» Text passage
===============

Parva has been translated into seven Indian languages and three foreign languages. The Indian translations are: পর্ব; पर्व; പർവ്വം; पर्व; பருவம்; పర్వము; and पर्व. The Tamil translation of Pavannan and the Telugu translation of Gangisetty Lakshminarayana won the Sahitya Akademi's translation award in 2004.

Among foreign languages, the first translation appeared in English under the title Parva: A Tale of War, Peace, Love, Death, God and Man. It was the work of K. Raghavendra Rao. The Russian translation by Abhai Maurya and Sonu Saini appeared in 2020. It was titled Парва. The Chinese translation (大纪元) appeared in the same year as the Russian one. Parva was translated into Mandarin Chinese by a team of B. R. Deepak and Xu Ke.

===============

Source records
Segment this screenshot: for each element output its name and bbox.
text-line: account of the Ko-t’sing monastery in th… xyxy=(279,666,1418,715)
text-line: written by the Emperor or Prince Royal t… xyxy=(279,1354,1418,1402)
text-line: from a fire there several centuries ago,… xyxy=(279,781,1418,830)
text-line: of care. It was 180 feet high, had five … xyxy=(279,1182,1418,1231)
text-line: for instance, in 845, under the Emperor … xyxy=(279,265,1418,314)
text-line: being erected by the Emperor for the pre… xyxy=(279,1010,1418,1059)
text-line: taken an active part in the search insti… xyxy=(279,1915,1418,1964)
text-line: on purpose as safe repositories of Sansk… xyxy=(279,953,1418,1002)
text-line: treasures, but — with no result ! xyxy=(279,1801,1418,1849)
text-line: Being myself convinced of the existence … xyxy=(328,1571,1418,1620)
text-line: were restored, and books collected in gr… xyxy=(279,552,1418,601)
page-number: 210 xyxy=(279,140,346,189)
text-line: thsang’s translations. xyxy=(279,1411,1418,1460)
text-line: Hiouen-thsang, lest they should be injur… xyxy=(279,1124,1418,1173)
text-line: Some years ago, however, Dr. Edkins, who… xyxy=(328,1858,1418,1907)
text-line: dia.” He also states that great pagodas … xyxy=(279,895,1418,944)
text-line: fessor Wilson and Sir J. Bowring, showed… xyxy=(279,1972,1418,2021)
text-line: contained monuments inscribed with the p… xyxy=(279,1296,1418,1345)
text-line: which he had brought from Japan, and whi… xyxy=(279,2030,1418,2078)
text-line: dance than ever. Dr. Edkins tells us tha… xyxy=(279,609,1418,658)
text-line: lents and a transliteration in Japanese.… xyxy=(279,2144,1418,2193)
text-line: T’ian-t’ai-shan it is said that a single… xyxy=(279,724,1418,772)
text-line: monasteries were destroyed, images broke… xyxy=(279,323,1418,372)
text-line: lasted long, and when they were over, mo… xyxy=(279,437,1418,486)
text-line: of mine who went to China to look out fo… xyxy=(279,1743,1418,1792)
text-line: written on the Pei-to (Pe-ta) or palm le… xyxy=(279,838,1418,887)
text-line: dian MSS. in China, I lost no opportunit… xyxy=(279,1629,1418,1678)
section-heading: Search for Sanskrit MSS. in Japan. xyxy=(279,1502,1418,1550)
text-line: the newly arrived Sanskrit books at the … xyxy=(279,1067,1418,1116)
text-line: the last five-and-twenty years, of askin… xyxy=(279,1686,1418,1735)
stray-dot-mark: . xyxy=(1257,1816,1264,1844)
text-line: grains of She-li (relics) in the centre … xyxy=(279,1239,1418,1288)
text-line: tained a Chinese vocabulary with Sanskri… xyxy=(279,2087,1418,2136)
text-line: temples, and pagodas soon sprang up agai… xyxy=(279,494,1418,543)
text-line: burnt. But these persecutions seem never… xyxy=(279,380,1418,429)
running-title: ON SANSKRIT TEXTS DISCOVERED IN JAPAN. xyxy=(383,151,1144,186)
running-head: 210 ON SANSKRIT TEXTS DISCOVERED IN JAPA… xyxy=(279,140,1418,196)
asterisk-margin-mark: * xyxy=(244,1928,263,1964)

===============

» Task instructions
a - Answer these questions from the passage on translations of Parva, one per line:
(i) Which two translations won the Sahitya Akademi's translation award in 2004, and who translated each?
(ii) Who produced the English translation?
(iii) In what year did the Chinese translation appear?
b - Write the next part of the passage on translations of Parva, starting after its final sentence.

» Results by task
a -
(i) The Tamil translation by Pavannan and the Telugu translation by Gangisetty Lakshminarayana
(ii) K. Raghavendra Rao
(iii) 2020

b -
==Storyline==
The novel narrates the story of Mahabharata mostly using monologue as a literary technique. Several principal characters found in the original Mahabharata reminisce almost their entire lives. Both the setting and the context for the reminiscence is the onset of the Kurukshetra War.
The novel begins with a conversation in the court of Madra desha. It was the time when the preparations of war had just begun. The episode is followed by reminiscences of Kunti, Draupadi, Bheema and Arjuna. The next part of novel discusses the war from a rational view. The novel seeks to reconstruct the disintegration of a vast community involving the Kauravas and Pandavas.

==Awards==
In 2007, Parva won the Deraje award.